■ Entries:
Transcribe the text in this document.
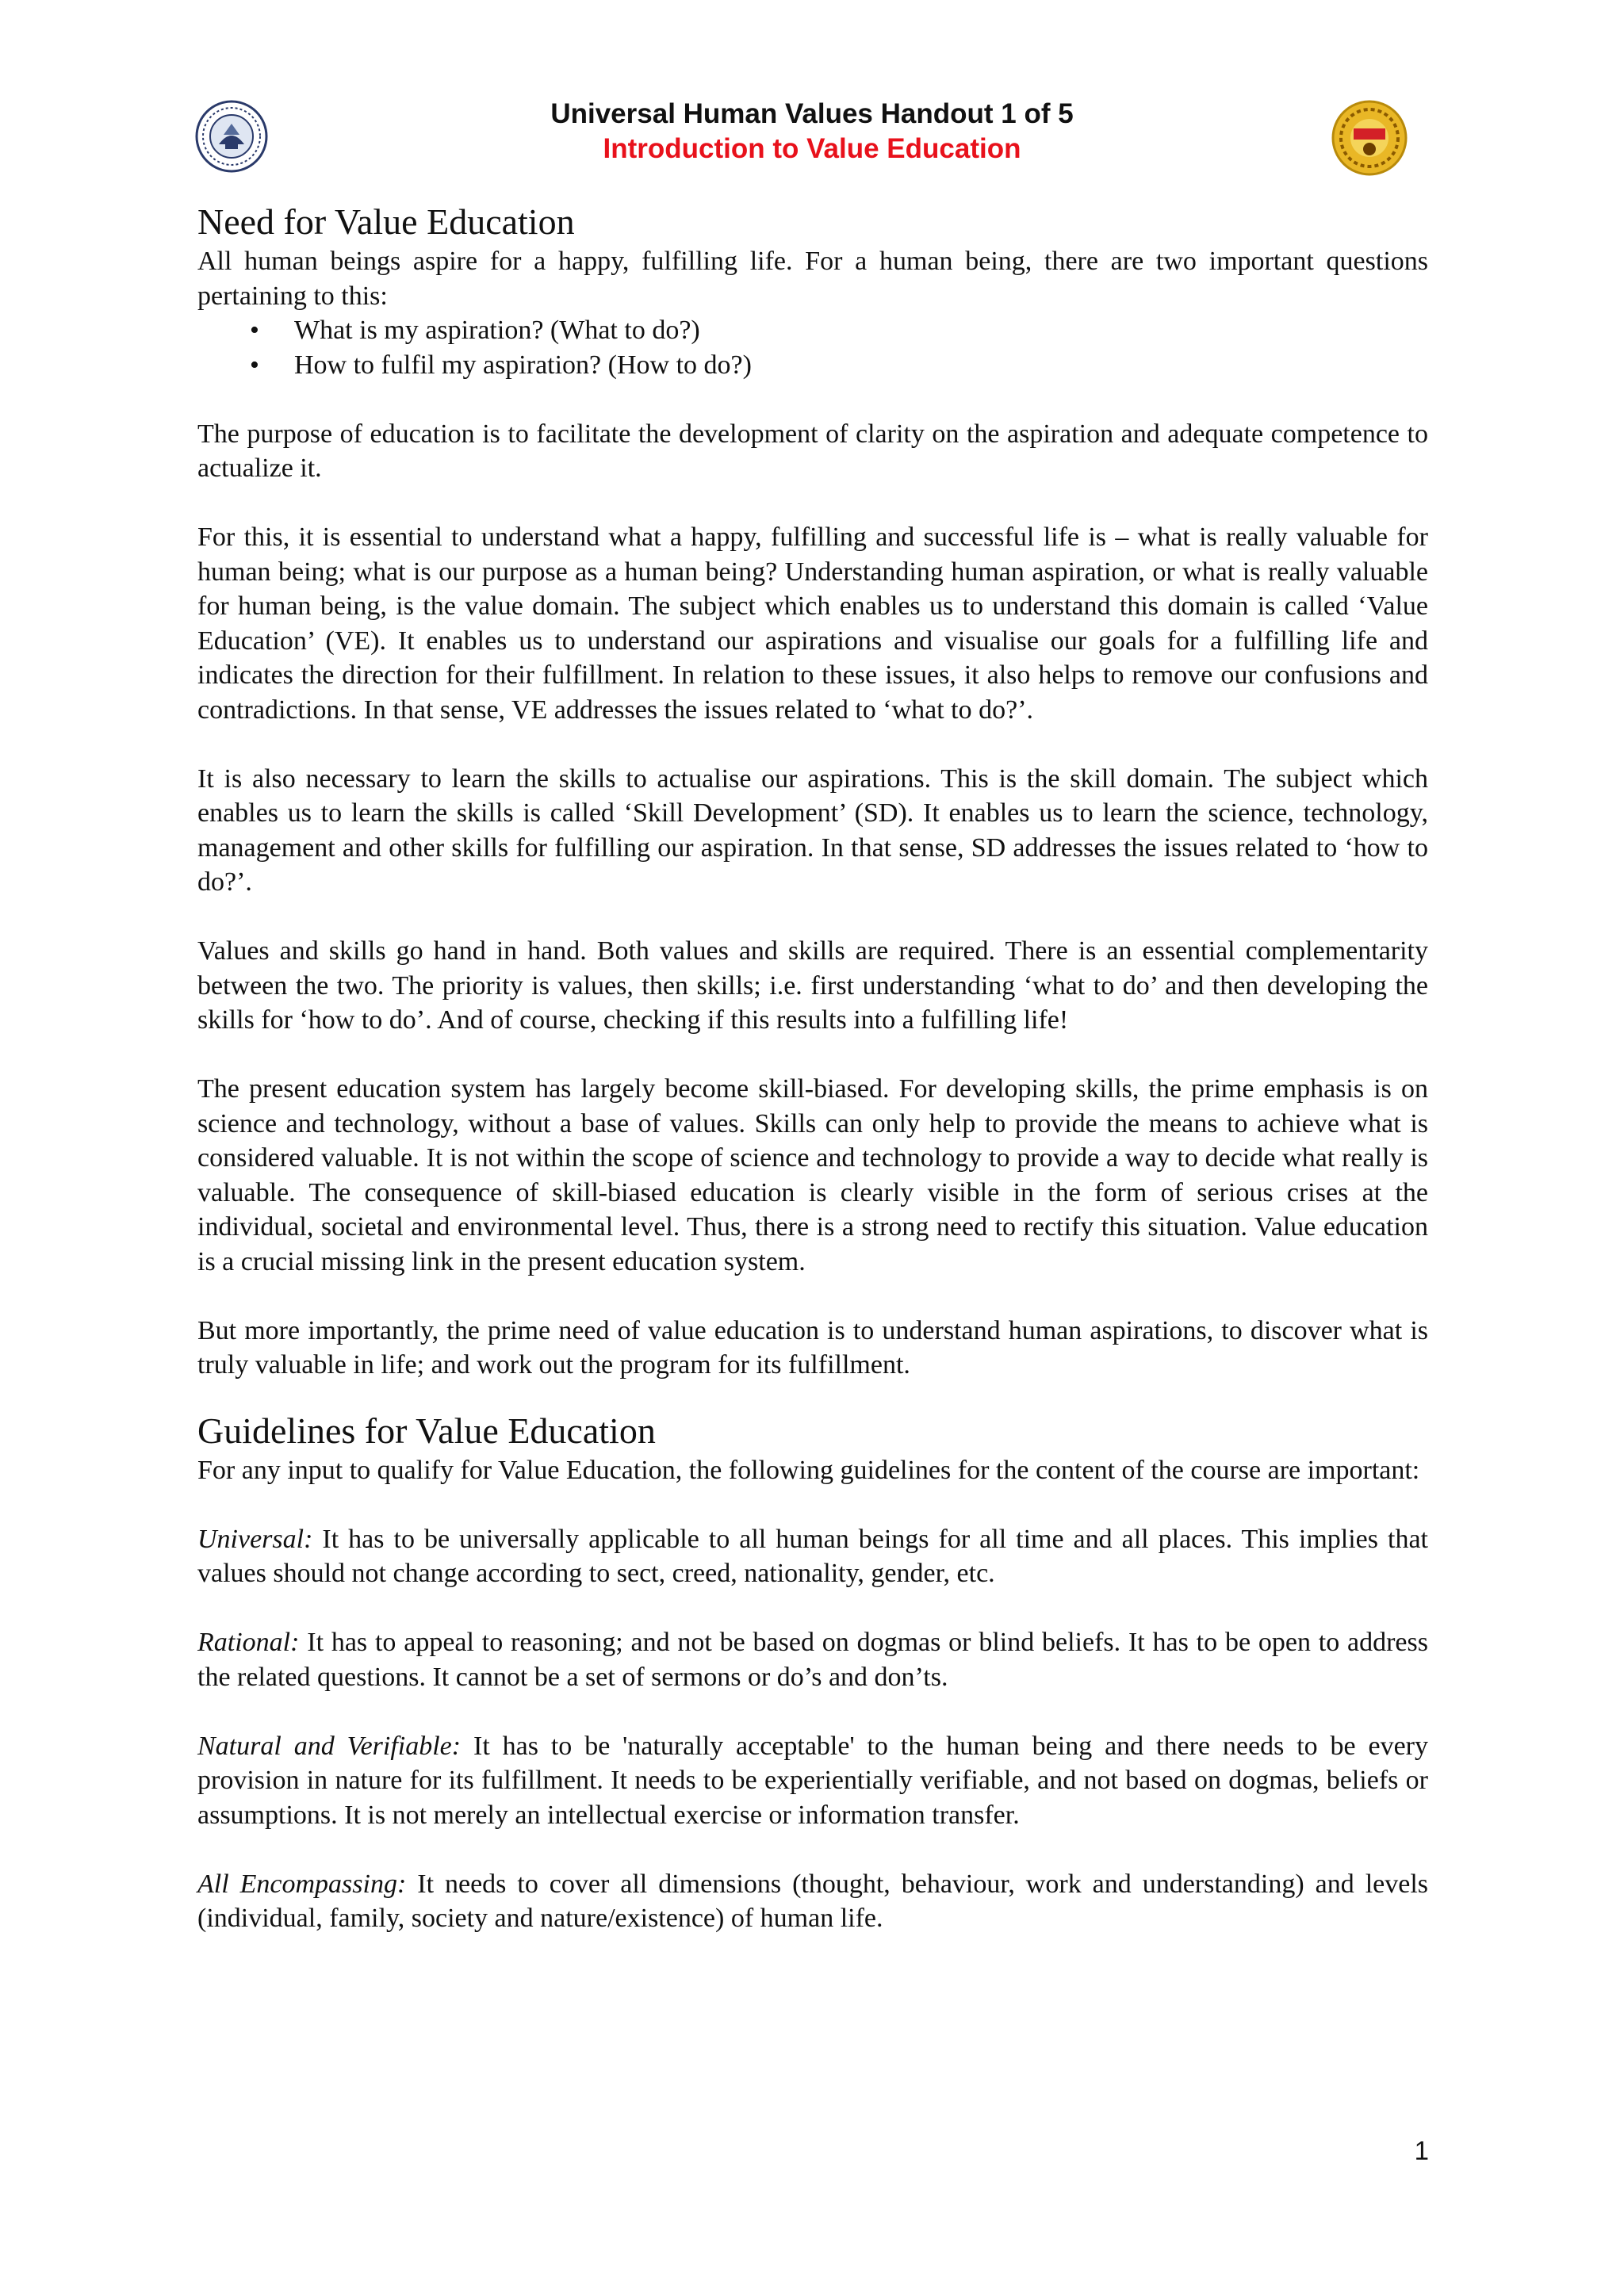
Universal Human Values Handout 1 of 5
Introduction to Value Education
Need for Value Education

All human beings aspire for a happy, fulfilling life. For a human being, there are two important questions pertaining to this:

• What is my aspiration? (What to do?)
• How to fulfil my aspiration? (How to do?)

The purpose of education is to facilitate the development of clarity on the aspiration and adequate competence to actualize it.

For this, it is essential to understand what a happy, fulfilling and successful life is – what is really valuable for human being; what is our purpose as a human being? Understanding human aspiration, or what is really valuable for human being, is the value domain. The subject which enables us to understand this domain is called ‘Value Education’ (VE). It enables us to understand our aspirations and visualise our goals for a fulfilling life and indicates the direction for their fulfillment. In relation to these issues, it also helps to remove our confusions and contradictions. In that sense, VE addresses the issues related to ‘what to do?’.

It is also necessary to learn the skills to actualise our aspirations. This is the skill domain. The subject which enables us to learn the skills is called ‘Skill Development’ (SD). It enables us to learn the science, technology, management and other skills for fulfilling our aspiration. In that sense, SD addresses the issues related to ‘how to do?’.

Values and skills go hand in hand. Both values and skills are required. There is an essential complementarity between the two. The priority is values, then skills; i.e. first understanding ‘what to do’ and then developing the skills for ‘how to do’. And of course, checking if this results into a fulfilling life!

The present education system has largely become skill-biased. For developing skills, the prime emphasis is on science and technology, without a base of values. Skills can only help to provide the means to achieve what is considered valuable. It is not within the scope of science and technology to provide a way to decide what really is valuable. The consequence of skill-biased education is clearly visible in the form of serious crises at the individual, societal and environmental level. Thus, there is a strong need to rectify this situation. Value education is a crucial missing link in the present education system.

But more importantly, the prime need of value education is to understand human aspirations, to discover what is truly valuable in life; and work out the program for its fulfillment.

Guidelines for Value Education

For any input to qualify for Value Education, the following guidelines for the content of the course are important:

Universal: It has to be universally applicable to all human beings for all time and all places. This implies that values should not change according to sect, creed, nationality, gender, etc.

Rational: It has to appeal to reasoning; and not be based on dogmas or blind beliefs. It has to be open to address the related questions. It cannot be a set of sermons or do’s and don’ts.

Natural and Verifiable: It has to be 'naturally acceptable' to the human being and there needs to be every provision in nature for its fulfillment. It needs to be experientially verifiable, and not based on dogmas, beliefs or assumptions. It is not merely an intellectual exercise or information transfer.

All Encompassing: It needs to cover all dimensions (thought, behaviour, work and understanding) and levels (individual, family, society and nature/existence) of human life.

1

■ Given exercise:
Find all the lines containing "that" in the material, then copy them.

■ Reply to the exercise:
For this, it is essential to understand what a happy, fulfilling and successful life is – what is really valuable for human being; what is our purpose as a human being? Understanding human aspiration, or what is really valuable for human being, is the value domain. The subject which enables us to understand this domain is called ‘Value Education’ (VE). It enables us to understand our aspirations and visualise our goals for a fulfilling life and indicates the direction for their fulfillment. In relation to these issues, it also helps to remove our confusions and contradictions. In that sense, VE addresses the issues related to ‘what to do?’.
It is also necessary to learn the skills to actualise our aspirations. This is the skill domain. The subject which enables us to learn the skills is called ‘Skill Development’ (SD). It enables us to learn the science, technology, management and other skills for fulfilling our aspiration. In that sense, SD addresses the issues related to ‘how to do?’.
Universal: It has to be universally applicable to all human beings for all time and all places. This implies that values should not change according to sect, creed, nationality, gender, etc.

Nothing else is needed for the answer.